• _Task requirements_: Restate the data exactly as given and keep the pictures out.
════════════════════
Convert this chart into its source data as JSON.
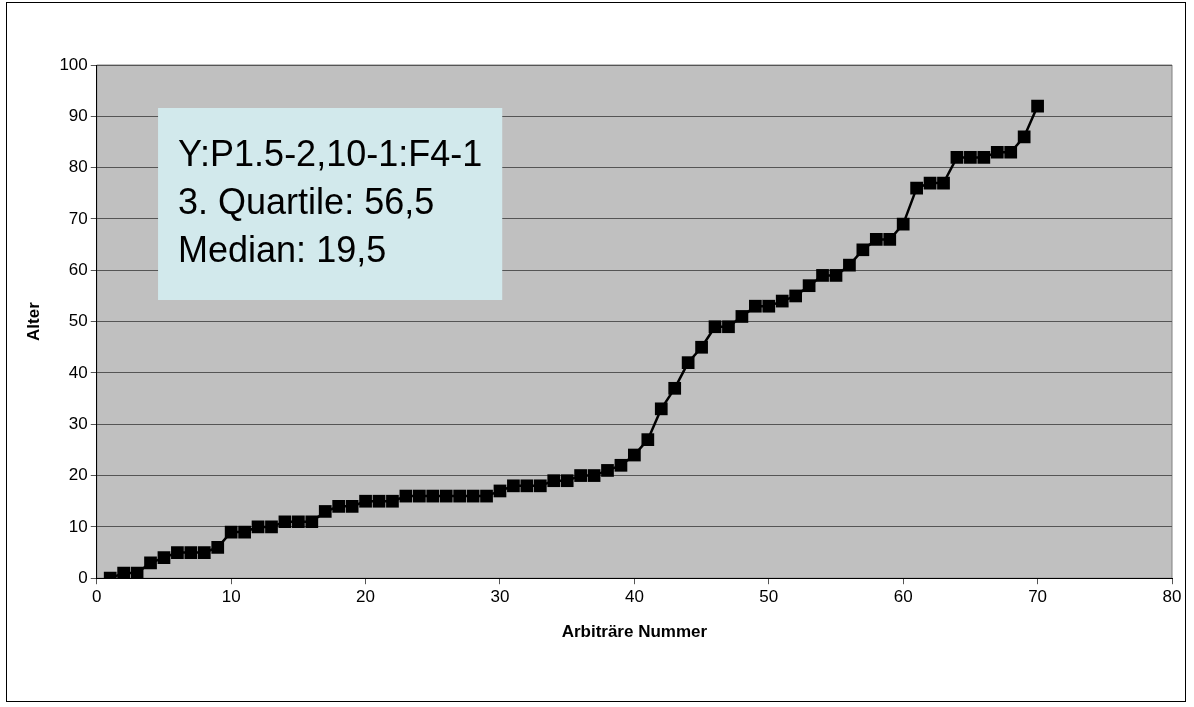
{
  "chart_data": {
    "type": "line",
    "xlabel": "Arbiträre Nummer",
    "ylabel": "Alter",
    "x": [
      1,
      2,
      3,
      4,
      5,
      6,
      7,
      8,
      9,
      10,
      11,
      12,
      13,
      14,
      15,
      16,
      17,
      18,
      19,
      20,
      21,
      22,
      23,
      24,
      25,
      26,
      27,
      28,
      29,
      30,
      31,
      32,
      33,
      34,
      35,
      36,
      37,
      38,
      39,
      40,
      41,
      42,
      43,
      44,
      45,
      46,
      47,
      48,
      49,
      50,
      51,
      52,
      53,
      54,
      55,
      56,
      57,
      58,
      59,
      60,
      61,
      62,
      63,
      64,
      65,
      66,
      67,
      68,
      69,
      70
    ],
    "values": [
      0,
      1,
      1,
      3,
      4,
      5,
      5,
      5,
      6,
      9,
      9,
      10,
      10,
      11,
      11,
      11,
      13,
      14,
      14,
      15,
      15,
      15,
      16,
      16,
      16,
      16,
      16,
      16,
      16,
      17,
      18,
      18,
      18,
      19,
      19,
      20,
      20,
      21,
      22,
      24,
      27,
      33,
      37,
      42,
      45,
      49,
      49,
      51,
      53,
      53,
      54,
      55,
      57,
      59,
      59,
      61,
      64,
      66,
      66,
      69,
      76,
      77,
      77,
      82,
      82,
      82,
      83,
      83,
      86,
      92
    ],
    "color": "#000000",
    "marker": "square",
    "line_style": "solid",
    "xlim": [
      0,
      80
    ],
    "xticks": [
      0,
      10,
      20,
      30,
      40,
      50,
      60,
      70,
      80
    ],
    "ylim": [
      0,
      100
    ],
    "yticks": [
      0,
      10,
      20,
      30,
      40,
      50,
      60,
      70,
      80,
      90,
      100
    ],
    "grid": "y",
    "legend": false,
    "annotations": [
      "Y:P1.5-2,10-1:F4-1",
      "3. Quartile: 56,5",
      "Median: 19,5"
    ]
  }
}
════════════════════
• _Task response_:
Convert this chart into its source data as JSON.
{
  "chart_data": {
    "type": "line",
    "xlabel": "Arbiträre Nummer",
    "ylabel": "Alter",
    "x": [
      1,
      2,
      3,
      4,
      5,
      6,
      7,
      8,
      9,
      10,
      11,
      12,
      13,
      14,
      15,
      16,
      17,
      18,
      19,
      20,
      21,
      22,
      23,
      24,
      25,
      26,
      27,
      28,
      29,
      30,
      31,
      32,
      33,
      34,
      35,
      36,
      37,
      38,
      39,
      40,
      41,
      42,
      43,
      44,
      45,
      46,
      47,
      48,
      49,
      50,
      51,
      52,
      53,
      54,
      55,
      56,
      57,
      58,
      59,
      60,
      61,
      62,
      63,
      64,
      65,
      66,
      67,
      68,
      69,
      70
    ],
    "values": [
      0,
      1,
      1,
      3,
      4,
      5,
      5,
      5,
      6,
      9,
      9,
      10,
      10,
      11,
      11,
      11,
      13,
      14,
      14,
      15,
      15,
      15,
      16,
      16,
      16,
      16,
      16,
      16,
      16,
      17,
      18,
      18,
      18,
      19,
      19,
      20,
      20,
      21,
      22,
      24,
      27,
      33,
      37,
      42,
      45,
      49,
      49,
      51,
      53,
      53,
      54,
      55,
      57,
      59,
      59,
      61,
      64,
      66,
      66,
      69,
      76,
      77,
      77,
      82,
      82,
      82,
      83,
      83,
      86,
      92
    ],
    "color": "#000000",
    "marker": "square",
    "line_style": "solid",
    "xlim": [
      0,
      80
    ],
    "xticks": [
      0,
      10,
      20,
      30,
      40,
      50,
      60,
      70,
      80
    ],
    "ylim": [
      0,
      100
    ],
    "yticks": [
      0,
      10,
      20,
      30,
      40,
      50,
      60,
      70,
      80,
      90,
      100
    ],
    "grid": "y",
    "legend": false,
    "annotations": [
      "Y:P1.5-2,10-1:F4-1",
      "3. Quartile: 56,5",
      "Median: 19,5"
    ]
  }
}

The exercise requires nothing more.